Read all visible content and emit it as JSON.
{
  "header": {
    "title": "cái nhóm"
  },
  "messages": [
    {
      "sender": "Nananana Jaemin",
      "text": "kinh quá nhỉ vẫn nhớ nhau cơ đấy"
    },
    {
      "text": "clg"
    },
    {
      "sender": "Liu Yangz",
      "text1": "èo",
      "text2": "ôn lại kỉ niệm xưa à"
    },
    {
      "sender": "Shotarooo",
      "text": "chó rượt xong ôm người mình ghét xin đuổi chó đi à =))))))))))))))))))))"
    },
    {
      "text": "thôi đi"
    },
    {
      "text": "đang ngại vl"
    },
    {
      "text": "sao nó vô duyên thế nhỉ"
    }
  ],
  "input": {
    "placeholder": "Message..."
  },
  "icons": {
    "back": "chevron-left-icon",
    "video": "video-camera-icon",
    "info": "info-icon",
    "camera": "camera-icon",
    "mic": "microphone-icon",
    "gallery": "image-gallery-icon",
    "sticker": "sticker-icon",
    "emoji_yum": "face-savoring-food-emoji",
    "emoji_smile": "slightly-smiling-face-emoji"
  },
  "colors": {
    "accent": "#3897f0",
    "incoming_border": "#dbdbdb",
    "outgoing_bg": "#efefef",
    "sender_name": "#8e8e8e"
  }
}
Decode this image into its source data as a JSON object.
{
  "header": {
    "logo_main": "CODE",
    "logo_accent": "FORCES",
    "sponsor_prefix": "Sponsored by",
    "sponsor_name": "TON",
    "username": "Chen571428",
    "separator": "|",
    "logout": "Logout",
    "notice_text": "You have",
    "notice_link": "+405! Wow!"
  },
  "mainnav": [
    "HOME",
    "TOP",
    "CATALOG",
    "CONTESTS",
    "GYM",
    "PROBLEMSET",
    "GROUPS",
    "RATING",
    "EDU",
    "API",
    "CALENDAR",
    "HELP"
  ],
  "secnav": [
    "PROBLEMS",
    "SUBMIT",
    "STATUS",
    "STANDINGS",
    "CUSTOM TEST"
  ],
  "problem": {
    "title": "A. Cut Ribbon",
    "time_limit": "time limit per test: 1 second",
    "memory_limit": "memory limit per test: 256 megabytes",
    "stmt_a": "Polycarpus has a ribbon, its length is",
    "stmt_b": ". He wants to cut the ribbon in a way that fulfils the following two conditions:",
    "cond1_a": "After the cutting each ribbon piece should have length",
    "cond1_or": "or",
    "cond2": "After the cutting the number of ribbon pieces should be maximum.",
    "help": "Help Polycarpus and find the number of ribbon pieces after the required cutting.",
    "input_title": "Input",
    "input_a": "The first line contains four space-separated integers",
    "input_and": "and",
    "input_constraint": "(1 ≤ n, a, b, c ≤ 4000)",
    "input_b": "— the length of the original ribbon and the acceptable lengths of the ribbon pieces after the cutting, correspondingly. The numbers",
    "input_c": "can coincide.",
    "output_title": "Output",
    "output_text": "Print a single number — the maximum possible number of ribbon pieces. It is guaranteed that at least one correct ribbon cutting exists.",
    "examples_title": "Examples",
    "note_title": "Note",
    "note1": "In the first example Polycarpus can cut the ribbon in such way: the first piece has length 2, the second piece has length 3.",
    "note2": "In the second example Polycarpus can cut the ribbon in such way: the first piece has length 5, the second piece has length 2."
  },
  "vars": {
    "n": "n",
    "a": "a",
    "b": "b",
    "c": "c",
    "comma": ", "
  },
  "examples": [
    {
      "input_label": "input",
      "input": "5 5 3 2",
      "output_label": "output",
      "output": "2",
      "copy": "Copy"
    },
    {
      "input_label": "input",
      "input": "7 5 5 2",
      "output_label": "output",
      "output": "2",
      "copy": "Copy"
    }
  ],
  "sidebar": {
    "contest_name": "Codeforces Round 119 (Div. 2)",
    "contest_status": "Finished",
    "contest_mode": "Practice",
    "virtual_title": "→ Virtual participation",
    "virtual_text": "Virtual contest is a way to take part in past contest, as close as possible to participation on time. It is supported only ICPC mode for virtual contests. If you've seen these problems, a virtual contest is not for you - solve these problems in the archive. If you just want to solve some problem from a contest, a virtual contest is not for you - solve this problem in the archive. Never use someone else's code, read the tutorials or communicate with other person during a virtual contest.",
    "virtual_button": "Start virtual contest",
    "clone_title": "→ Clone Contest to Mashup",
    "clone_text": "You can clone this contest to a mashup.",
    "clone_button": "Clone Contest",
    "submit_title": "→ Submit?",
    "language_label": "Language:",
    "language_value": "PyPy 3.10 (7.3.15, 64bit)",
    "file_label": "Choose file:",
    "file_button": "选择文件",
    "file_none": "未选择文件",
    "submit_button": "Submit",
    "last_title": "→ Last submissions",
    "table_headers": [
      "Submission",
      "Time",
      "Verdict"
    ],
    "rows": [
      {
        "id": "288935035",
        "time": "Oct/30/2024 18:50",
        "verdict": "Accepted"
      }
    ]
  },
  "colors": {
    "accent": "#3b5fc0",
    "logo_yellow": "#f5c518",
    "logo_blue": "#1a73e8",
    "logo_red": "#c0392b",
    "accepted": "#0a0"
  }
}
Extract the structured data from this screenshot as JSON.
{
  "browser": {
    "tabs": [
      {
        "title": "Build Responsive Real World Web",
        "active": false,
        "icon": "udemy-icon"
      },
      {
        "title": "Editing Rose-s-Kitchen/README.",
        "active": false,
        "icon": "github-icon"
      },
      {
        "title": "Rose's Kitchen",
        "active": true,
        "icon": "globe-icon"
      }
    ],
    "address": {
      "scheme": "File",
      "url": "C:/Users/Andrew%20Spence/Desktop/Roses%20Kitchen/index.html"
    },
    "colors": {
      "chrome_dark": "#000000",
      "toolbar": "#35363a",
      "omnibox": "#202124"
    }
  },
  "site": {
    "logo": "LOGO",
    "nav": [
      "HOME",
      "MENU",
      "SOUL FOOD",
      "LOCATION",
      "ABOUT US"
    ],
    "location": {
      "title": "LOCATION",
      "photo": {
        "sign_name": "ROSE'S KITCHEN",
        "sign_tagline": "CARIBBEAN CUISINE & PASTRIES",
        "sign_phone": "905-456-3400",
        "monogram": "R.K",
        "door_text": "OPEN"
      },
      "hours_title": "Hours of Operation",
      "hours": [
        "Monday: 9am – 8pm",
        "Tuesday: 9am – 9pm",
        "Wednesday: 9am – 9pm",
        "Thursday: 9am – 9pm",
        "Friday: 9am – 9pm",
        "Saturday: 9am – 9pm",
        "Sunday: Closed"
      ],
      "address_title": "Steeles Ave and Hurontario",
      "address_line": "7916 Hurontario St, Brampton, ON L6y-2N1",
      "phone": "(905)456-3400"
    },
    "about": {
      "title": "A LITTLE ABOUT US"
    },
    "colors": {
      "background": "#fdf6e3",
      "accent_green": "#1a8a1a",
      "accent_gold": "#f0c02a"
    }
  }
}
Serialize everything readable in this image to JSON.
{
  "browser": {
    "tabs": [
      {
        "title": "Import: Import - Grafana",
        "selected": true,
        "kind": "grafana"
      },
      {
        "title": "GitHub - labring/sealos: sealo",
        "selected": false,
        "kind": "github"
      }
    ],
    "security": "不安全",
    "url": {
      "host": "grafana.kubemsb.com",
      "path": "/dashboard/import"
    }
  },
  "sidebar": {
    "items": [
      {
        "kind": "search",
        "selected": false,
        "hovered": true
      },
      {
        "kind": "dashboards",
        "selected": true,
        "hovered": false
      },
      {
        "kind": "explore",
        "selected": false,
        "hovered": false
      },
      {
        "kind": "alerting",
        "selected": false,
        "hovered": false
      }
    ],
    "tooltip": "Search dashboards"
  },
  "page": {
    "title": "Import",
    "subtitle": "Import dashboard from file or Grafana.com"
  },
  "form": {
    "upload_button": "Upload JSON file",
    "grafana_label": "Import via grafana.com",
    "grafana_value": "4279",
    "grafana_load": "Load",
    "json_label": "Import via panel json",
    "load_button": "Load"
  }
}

+---+

What to produce – Copy all the lines above that hold the string "true".

The reply –
        "active": true,
        "selected": true,
        "hovered": true
        "selected": true,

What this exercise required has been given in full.